WHAT TO DO
One exact copy of the listing, minus the images, is the required answer.
-- TASK INPUTS follows --
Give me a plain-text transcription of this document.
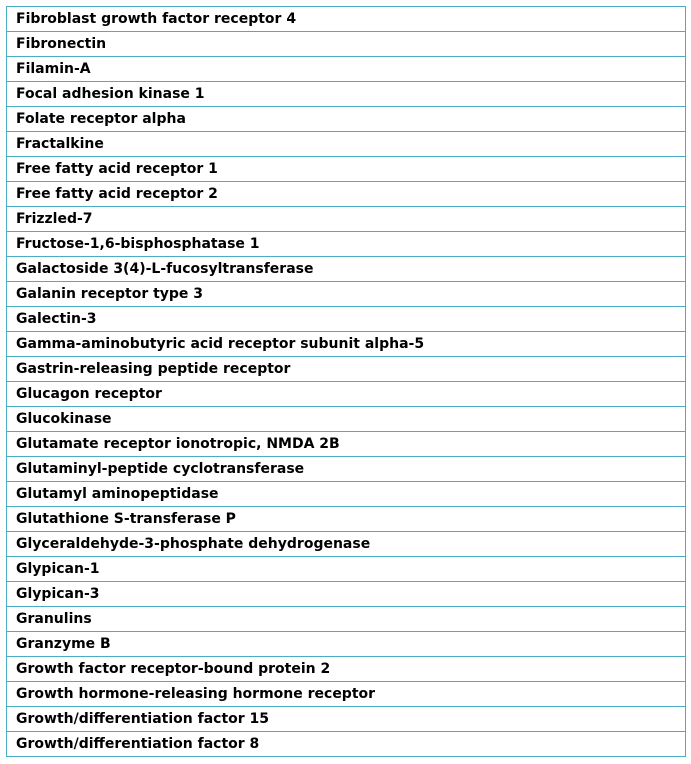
Fibroblast growth factor receptor 4
Fibronectin
Filamin-A
Focal adhesion kinase 1
Folate receptor alpha
Fractalkine
Free fatty acid receptor 1
Free fatty acid receptor 2
Frizzled-7
Fructose-1,6-bisphosphatase 1
Galactoside 3(4)-L-fucosyltransferase
Galanin receptor type 3
Galectin-3
Gamma-aminobutyric acid receptor subunit alpha-5
Gastrin-releasing peptide receptor
Glucagon receptor
Glucokinase
Glutamate receptor ionotropic, NMDA 2B
Glutaminyl-peptide cyclotransferase
Glutamyl aminopeptidase
Glutathione S-transferase P
Glyceraldehyde-3-phosphate dehydrogenase
Glypican-1
Glypican-3
Granulins
Granzyme B
Growth factor receptor-bound protein 2
Growth hormone-releasing hormone receptor
Growth/differentiation factor 15
Growth/differentiation factor 8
-- TASK INPUTS concluded --
SOLUTION TO THE PROBLEM
Give me a plain-text transcription of this document.
Fibroblast growth factor receptor 4
Fibronectin
Filamin-A
Focal adhesion kinase 1
Folate receptor alpha
Fractalkine
Free fatty acid receptor 1
Free fatty acid receptor 2
Frizzled-7
Fructose-1,6-bisphosphatase 1
Galactoside 3(4)-L-fucosyltransferase
Galanin receptor type 3
Galectin-3
Gamma-aminobutyric acid receptor subunit alpha-5
Gastrin-releasing peptide receptor
Glucagon receptor
Glucokinase
Glutamate receptor ionotropic, NMDA 2B
Glutaminyl-peptide cyclotransferase
Glutamyl aminopeptidase
Glutathione S-transferase P
Glyceraldehyde-3-phosphate dehydrogenase
Glypican-1
Glypican-3
Granulins
Granzyme B
Growth factor receptor-bound protein 2
Growth hormone-releasing hormone receptor
Growth/differentiation factor 15
Growth/differentiation factor 8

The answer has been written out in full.